Indicate only the number of lines in the listing below in which the word "structured" appears.

-- start of Information supplied --

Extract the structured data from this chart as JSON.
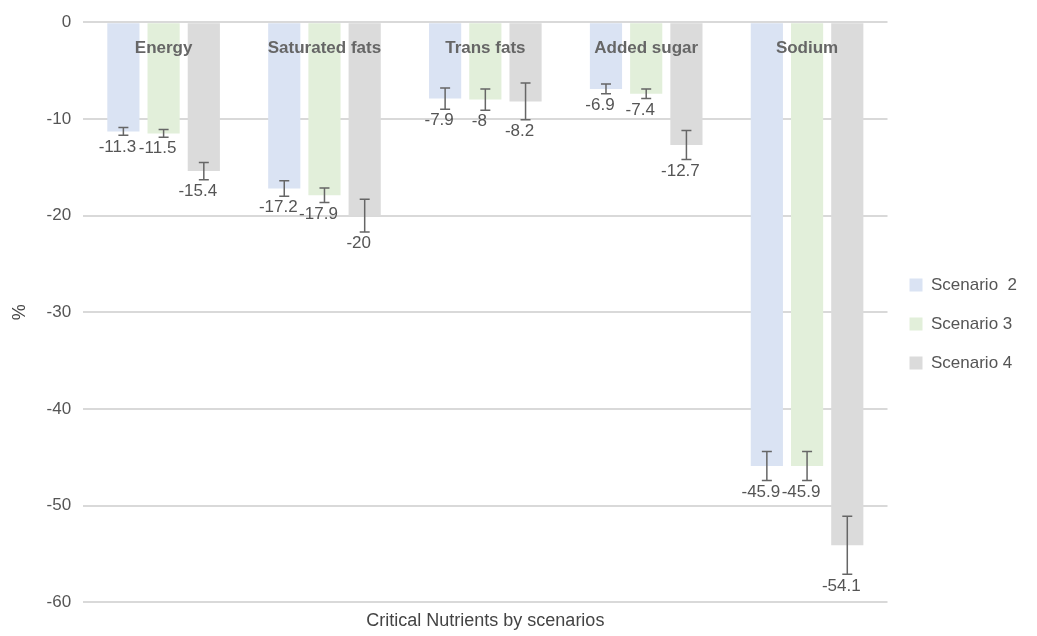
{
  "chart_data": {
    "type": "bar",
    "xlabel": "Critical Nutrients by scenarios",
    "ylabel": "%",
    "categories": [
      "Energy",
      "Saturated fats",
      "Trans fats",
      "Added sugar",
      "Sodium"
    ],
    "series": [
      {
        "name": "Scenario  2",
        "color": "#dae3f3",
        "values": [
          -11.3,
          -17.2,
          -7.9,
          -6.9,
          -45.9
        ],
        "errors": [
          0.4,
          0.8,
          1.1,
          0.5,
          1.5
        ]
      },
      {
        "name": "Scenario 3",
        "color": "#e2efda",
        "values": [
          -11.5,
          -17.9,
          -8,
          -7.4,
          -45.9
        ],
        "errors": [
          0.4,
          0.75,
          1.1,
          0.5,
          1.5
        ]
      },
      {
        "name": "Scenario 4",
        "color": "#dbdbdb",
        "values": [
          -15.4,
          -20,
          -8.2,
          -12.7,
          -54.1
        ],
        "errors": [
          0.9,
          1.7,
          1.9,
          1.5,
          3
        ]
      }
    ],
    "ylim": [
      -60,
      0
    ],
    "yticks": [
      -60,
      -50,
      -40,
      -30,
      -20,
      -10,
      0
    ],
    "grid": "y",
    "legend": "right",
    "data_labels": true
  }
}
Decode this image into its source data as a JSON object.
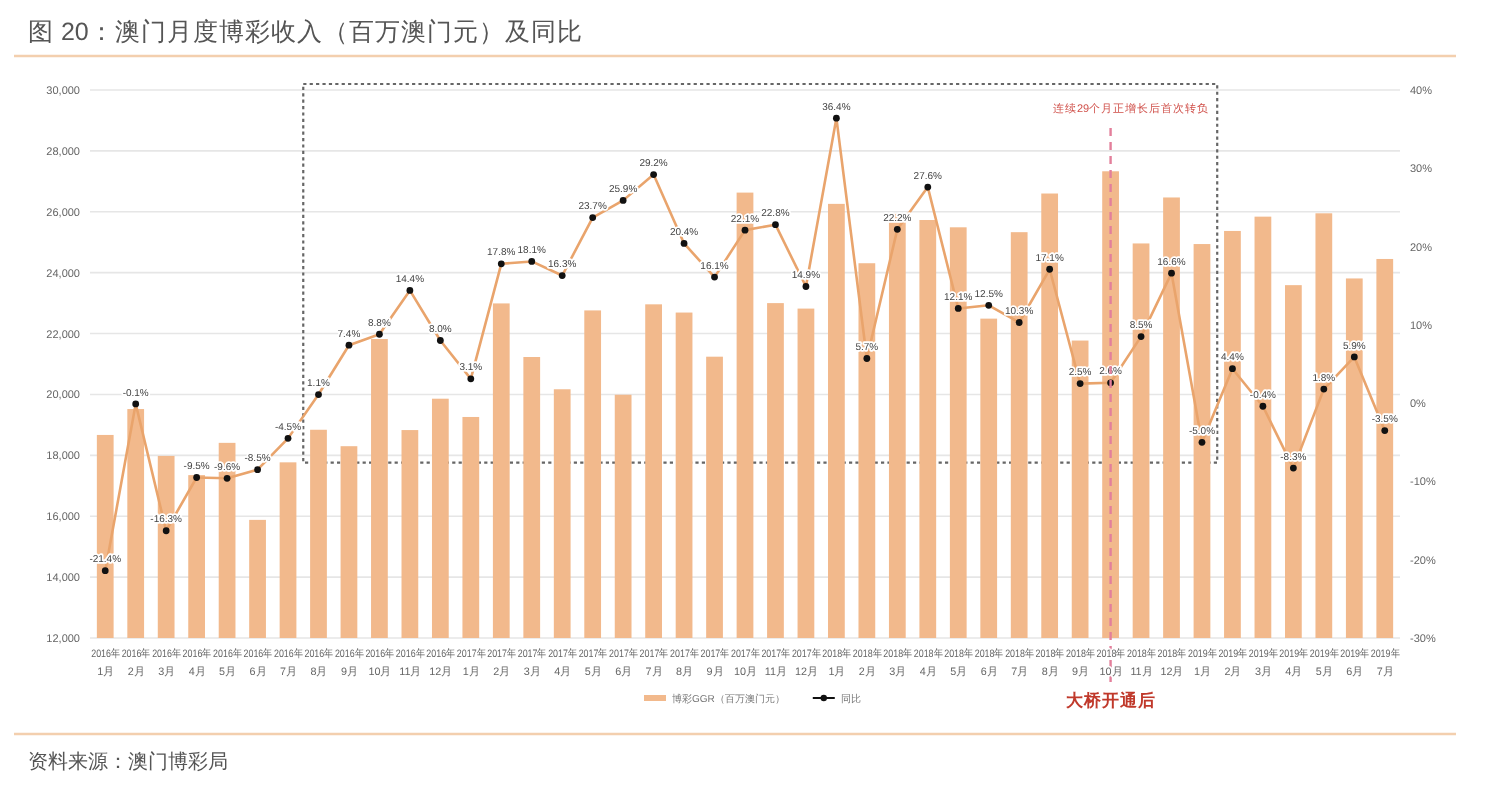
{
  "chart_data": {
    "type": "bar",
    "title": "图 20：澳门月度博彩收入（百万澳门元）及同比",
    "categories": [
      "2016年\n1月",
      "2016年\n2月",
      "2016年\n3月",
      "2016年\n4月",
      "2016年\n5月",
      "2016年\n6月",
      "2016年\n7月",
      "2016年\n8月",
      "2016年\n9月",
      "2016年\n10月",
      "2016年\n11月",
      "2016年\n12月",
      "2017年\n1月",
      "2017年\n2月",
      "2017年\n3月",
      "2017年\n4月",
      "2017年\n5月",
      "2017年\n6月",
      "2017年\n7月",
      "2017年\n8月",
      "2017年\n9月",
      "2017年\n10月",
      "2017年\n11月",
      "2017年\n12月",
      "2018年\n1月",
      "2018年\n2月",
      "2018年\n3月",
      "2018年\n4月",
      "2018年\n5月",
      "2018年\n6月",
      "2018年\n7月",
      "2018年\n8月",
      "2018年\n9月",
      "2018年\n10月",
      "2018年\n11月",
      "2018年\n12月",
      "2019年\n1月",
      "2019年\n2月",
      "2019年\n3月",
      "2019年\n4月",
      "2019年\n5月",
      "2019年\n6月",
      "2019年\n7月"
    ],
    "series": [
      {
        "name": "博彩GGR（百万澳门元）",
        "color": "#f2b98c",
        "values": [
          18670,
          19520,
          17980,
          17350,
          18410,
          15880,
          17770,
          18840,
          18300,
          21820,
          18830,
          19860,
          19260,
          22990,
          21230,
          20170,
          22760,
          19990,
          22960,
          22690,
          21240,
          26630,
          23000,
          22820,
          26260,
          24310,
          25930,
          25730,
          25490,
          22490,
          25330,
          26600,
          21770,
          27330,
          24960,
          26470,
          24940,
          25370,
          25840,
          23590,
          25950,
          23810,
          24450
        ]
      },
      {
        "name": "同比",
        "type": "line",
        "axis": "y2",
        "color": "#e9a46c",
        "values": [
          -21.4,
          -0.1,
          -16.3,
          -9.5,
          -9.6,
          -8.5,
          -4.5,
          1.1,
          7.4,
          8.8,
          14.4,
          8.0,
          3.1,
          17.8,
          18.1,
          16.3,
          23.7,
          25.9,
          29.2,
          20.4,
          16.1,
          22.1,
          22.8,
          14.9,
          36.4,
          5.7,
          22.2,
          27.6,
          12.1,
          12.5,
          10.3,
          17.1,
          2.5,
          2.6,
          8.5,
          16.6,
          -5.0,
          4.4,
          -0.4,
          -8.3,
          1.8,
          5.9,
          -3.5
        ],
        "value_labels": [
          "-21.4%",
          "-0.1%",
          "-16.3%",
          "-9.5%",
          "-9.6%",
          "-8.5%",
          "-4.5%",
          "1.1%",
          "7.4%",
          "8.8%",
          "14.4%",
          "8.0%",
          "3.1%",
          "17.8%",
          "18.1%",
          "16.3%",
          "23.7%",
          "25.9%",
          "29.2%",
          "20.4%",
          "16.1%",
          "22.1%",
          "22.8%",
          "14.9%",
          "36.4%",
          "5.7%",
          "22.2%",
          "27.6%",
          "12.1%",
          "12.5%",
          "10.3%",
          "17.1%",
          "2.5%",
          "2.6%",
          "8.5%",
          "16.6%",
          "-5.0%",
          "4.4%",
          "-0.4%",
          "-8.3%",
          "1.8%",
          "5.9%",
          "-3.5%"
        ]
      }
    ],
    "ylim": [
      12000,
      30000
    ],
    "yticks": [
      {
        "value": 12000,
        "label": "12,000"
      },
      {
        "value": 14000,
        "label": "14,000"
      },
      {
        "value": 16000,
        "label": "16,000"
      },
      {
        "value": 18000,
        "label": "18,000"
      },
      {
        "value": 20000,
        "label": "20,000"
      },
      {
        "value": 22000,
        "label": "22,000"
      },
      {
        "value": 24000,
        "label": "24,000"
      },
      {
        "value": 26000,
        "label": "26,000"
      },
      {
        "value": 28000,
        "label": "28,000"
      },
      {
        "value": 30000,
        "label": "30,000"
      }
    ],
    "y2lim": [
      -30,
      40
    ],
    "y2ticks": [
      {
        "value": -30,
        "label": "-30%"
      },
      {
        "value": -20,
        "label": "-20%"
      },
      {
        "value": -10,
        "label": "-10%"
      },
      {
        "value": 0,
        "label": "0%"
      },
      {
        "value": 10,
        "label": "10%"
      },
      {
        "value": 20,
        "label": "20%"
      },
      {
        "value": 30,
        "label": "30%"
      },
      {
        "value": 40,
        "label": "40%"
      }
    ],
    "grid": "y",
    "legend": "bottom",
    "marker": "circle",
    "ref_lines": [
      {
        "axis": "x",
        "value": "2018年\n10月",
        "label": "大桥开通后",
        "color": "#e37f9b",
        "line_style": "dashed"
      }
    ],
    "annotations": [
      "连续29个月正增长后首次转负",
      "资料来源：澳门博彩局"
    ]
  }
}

-- end of Information supplied --
-- start of Information supplied --

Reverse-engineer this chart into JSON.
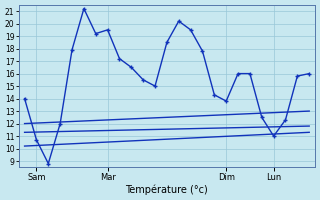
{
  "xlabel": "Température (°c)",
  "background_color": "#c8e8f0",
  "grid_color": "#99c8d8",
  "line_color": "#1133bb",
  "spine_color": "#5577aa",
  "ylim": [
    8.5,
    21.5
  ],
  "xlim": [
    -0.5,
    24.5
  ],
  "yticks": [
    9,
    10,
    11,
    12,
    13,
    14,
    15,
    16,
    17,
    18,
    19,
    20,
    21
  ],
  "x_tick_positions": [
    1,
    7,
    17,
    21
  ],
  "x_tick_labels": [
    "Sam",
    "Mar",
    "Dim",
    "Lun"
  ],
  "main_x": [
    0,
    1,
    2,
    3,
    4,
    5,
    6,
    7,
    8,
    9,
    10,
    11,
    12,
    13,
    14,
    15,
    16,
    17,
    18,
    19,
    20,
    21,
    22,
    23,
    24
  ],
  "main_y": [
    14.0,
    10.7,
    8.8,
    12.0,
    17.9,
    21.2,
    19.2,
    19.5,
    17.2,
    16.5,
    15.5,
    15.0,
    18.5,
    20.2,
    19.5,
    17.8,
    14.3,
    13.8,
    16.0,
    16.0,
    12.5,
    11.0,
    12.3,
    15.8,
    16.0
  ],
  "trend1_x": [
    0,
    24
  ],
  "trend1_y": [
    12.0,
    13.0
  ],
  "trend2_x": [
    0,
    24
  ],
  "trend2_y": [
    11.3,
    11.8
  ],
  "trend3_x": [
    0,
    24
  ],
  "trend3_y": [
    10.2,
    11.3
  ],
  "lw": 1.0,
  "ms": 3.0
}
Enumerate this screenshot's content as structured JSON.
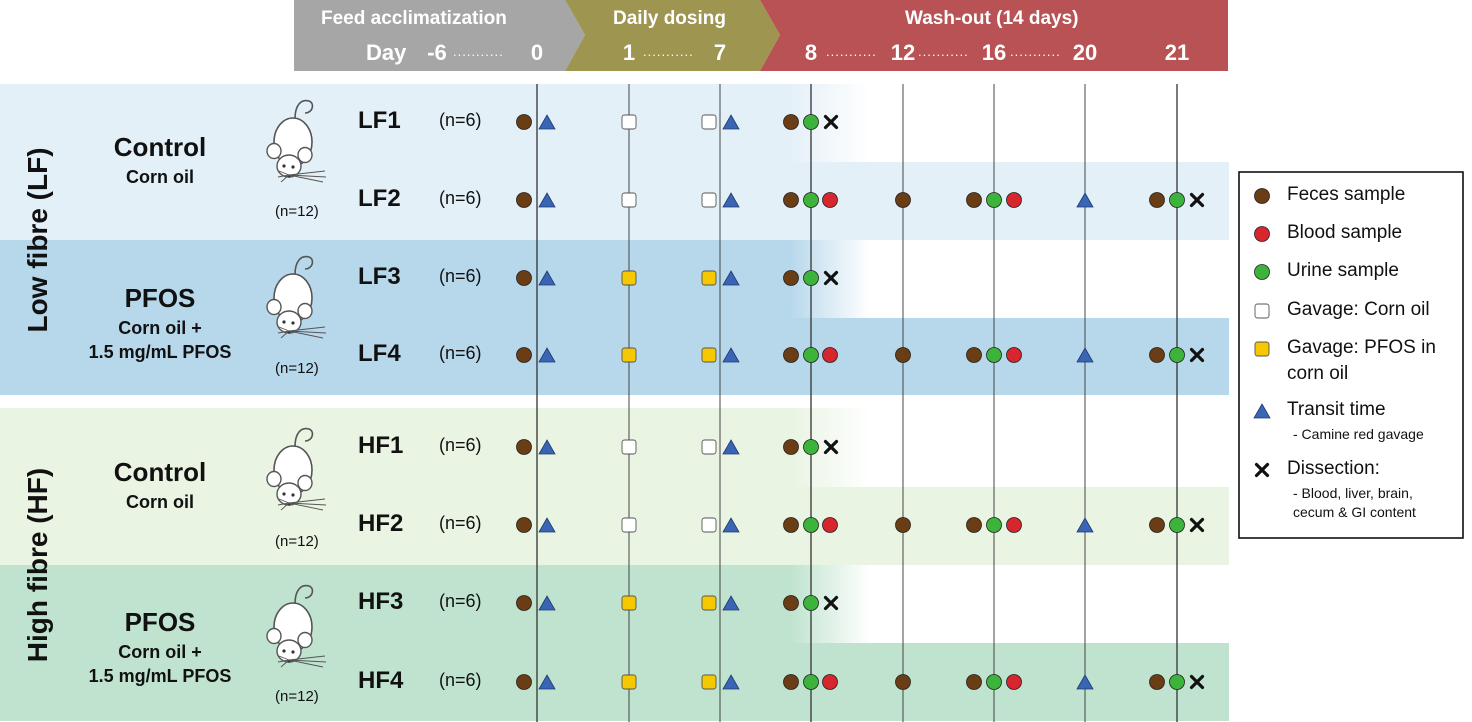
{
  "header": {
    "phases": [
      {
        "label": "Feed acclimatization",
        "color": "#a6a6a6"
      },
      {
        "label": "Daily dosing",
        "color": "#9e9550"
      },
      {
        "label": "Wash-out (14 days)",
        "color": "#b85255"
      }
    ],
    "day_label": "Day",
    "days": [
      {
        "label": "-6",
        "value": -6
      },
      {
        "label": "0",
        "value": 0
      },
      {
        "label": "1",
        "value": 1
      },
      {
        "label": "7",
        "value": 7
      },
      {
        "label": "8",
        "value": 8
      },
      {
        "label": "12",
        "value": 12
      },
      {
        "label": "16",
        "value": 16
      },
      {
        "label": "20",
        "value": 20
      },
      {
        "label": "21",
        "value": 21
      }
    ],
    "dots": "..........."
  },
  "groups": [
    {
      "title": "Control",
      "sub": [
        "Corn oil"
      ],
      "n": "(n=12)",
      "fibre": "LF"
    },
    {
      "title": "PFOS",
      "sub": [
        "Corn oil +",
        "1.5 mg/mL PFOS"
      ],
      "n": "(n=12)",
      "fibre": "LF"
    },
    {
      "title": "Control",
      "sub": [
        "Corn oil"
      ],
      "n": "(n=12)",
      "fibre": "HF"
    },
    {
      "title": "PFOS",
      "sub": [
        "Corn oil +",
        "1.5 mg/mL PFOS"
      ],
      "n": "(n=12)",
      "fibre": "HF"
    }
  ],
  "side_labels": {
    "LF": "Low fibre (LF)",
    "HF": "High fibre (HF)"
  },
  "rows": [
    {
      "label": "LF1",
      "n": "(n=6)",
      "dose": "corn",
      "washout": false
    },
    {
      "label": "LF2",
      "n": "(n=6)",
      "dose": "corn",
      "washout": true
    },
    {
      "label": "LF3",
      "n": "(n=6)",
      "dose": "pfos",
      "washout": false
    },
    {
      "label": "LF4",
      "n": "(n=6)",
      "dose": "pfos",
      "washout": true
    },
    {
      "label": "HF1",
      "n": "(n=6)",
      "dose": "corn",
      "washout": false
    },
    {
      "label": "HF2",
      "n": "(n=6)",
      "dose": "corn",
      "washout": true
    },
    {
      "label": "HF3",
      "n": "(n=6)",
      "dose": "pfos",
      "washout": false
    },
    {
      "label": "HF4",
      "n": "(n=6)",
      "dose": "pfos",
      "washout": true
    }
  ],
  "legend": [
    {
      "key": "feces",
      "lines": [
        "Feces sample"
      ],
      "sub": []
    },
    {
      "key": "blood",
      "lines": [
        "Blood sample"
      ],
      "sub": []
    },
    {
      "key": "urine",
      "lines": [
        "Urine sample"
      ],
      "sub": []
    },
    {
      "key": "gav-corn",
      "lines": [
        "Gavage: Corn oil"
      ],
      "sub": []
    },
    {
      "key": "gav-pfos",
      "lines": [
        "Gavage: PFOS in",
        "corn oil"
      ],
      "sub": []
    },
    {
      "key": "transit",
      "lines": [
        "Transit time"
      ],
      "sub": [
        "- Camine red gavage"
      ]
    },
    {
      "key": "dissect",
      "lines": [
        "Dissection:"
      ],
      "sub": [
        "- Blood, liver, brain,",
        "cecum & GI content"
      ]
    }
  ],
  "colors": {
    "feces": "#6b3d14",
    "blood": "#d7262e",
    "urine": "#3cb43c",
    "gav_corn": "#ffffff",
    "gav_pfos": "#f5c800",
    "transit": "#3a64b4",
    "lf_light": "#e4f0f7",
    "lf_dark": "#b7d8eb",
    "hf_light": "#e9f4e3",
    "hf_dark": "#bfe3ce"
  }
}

-- end of Information supplied --
-- start of Information supplied --

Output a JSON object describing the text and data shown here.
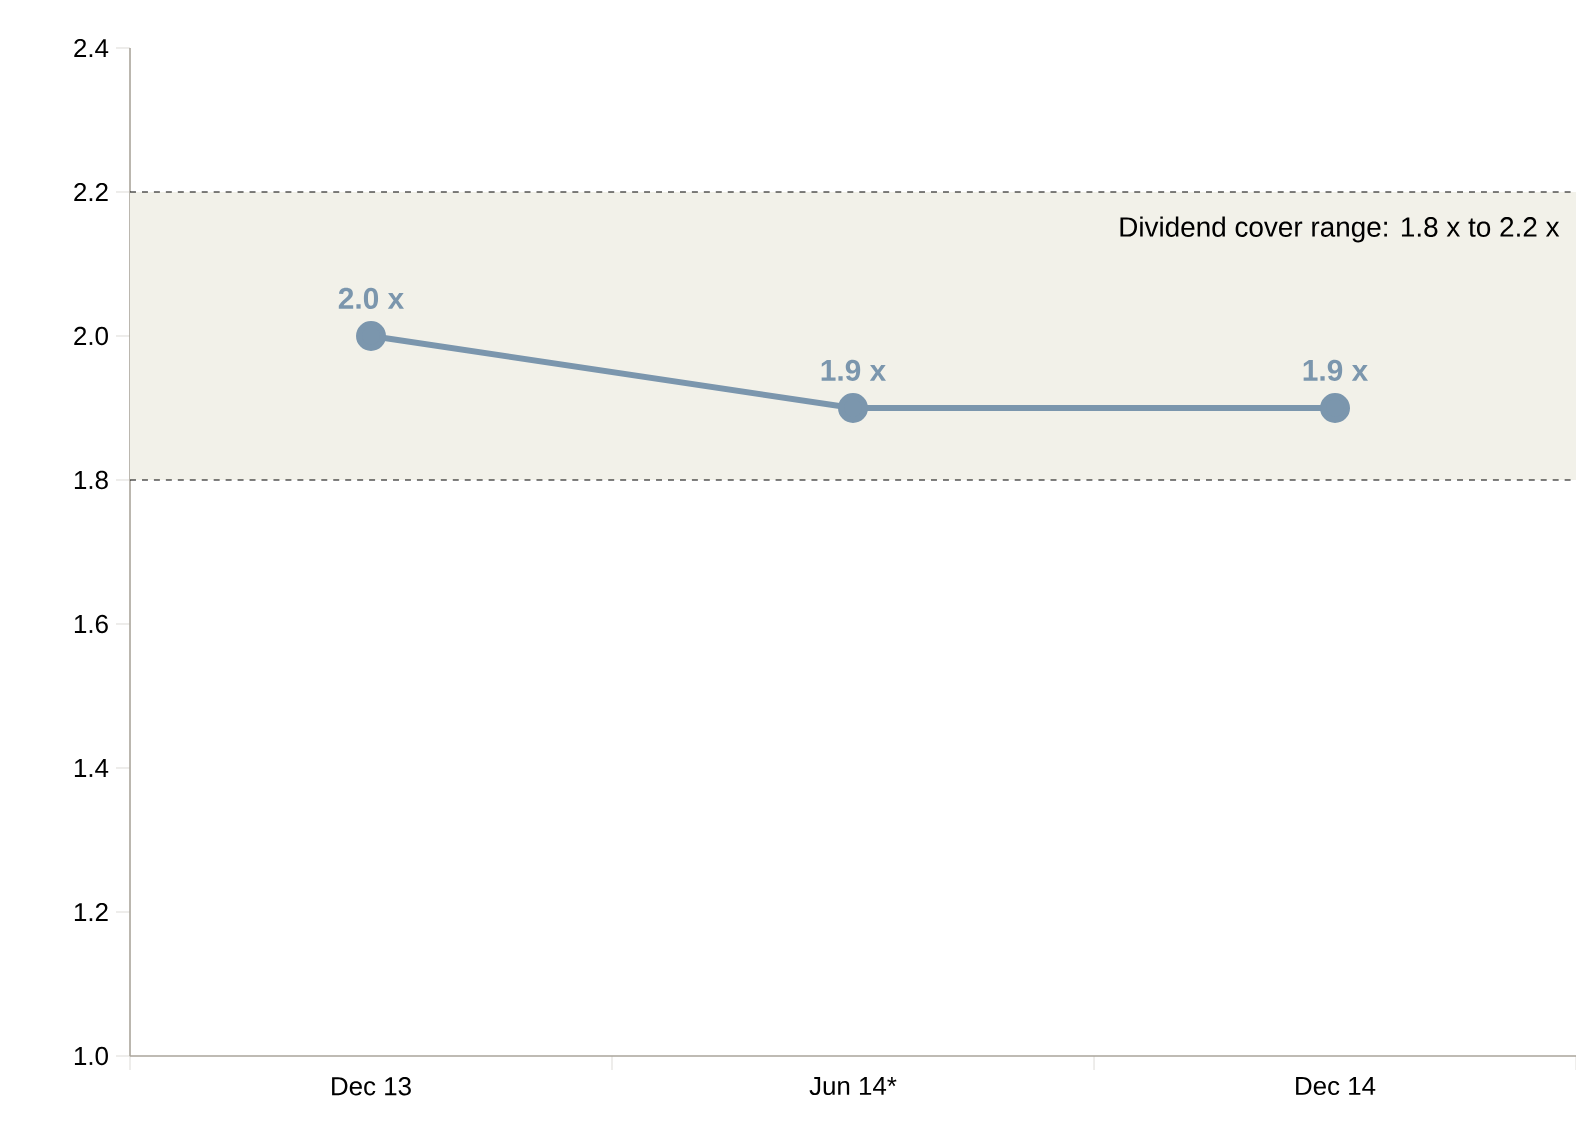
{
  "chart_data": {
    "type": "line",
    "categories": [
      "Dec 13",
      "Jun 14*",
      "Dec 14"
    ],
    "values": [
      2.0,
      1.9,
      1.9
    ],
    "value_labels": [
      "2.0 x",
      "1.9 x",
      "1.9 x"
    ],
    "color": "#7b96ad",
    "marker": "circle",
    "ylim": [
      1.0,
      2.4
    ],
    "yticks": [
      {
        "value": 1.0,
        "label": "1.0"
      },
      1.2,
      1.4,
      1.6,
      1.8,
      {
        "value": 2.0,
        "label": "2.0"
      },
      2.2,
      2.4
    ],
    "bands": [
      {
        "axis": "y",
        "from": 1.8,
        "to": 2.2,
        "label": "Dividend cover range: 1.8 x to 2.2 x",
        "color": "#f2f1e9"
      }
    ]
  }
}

-- end of Information supplied --

Answer in full: 2